## WHAT THE EXERCISE ASKS
From the entries below, gather every line containing the string "country".

## RAW DATA
:::::

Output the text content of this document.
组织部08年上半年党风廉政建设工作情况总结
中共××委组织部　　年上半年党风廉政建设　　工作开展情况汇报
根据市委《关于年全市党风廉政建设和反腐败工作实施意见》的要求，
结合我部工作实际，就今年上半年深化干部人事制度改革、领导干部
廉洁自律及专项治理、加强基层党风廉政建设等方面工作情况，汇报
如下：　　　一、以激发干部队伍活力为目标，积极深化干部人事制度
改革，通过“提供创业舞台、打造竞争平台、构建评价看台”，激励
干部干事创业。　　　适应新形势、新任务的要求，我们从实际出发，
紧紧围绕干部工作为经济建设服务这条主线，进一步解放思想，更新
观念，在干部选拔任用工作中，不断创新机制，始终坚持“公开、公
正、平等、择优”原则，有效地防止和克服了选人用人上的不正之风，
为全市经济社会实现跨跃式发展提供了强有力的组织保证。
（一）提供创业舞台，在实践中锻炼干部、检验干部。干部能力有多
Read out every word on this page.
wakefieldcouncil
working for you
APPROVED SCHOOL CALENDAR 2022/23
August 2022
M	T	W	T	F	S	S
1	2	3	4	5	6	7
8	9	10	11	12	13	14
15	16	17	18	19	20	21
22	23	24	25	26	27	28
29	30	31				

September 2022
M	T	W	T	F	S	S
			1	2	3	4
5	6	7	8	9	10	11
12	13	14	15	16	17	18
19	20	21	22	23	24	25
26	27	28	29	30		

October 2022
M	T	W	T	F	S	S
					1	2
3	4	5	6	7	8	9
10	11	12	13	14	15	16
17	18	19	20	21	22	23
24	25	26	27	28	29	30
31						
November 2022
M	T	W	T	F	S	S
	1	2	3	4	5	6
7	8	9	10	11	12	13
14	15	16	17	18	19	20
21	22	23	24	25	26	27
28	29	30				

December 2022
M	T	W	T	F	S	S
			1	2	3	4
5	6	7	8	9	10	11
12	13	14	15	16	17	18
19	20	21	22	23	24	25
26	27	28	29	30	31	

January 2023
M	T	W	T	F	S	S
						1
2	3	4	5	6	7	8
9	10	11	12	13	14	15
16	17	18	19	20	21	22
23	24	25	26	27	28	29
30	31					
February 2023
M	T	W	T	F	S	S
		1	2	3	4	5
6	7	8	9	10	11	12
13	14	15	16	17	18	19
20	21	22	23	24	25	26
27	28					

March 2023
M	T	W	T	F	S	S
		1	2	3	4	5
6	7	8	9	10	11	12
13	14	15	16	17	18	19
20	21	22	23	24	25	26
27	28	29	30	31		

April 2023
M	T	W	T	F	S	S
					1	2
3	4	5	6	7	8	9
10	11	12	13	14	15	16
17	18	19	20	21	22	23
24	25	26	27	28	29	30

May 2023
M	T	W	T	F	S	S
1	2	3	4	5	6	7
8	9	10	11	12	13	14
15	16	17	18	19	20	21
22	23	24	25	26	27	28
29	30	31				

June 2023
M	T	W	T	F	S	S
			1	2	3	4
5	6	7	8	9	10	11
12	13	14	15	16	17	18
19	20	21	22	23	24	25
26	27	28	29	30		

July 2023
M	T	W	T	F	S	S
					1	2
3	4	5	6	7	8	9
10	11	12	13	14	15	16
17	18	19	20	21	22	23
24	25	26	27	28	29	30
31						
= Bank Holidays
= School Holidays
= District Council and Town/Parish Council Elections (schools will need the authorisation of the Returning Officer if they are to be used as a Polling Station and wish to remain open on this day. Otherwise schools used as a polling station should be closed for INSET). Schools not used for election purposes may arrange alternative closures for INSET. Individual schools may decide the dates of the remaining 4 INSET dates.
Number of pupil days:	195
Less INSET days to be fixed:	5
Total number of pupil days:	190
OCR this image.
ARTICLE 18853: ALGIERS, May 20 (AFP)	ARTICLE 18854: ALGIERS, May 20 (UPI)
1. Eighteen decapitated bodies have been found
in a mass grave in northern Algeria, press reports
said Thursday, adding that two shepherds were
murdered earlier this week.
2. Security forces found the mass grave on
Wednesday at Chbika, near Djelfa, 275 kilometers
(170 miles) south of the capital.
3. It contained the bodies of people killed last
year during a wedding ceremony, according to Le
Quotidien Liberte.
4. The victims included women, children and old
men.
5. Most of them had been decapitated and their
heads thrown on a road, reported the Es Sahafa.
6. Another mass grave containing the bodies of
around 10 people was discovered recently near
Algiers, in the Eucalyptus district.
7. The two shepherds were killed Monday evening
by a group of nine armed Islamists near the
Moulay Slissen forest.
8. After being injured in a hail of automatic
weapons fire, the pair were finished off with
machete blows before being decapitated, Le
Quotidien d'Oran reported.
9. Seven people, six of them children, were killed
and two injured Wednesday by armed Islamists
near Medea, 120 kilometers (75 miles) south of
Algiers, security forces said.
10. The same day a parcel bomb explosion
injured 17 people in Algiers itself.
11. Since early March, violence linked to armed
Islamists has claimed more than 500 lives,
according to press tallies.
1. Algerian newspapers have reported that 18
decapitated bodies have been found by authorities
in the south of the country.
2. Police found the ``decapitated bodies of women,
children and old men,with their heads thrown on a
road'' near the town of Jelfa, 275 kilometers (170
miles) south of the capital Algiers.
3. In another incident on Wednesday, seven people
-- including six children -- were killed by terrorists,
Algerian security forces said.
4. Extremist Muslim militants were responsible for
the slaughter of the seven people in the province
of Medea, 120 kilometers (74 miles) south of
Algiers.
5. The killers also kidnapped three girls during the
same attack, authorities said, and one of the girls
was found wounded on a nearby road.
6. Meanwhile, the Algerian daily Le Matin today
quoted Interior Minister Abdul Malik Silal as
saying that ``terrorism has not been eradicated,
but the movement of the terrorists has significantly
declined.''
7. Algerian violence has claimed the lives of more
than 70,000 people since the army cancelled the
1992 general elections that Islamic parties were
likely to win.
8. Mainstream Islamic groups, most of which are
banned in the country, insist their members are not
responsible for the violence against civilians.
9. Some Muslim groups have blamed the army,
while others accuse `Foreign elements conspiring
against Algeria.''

:::::

## THE RESULT
in the south of the country.
banned in the country, insist their members are not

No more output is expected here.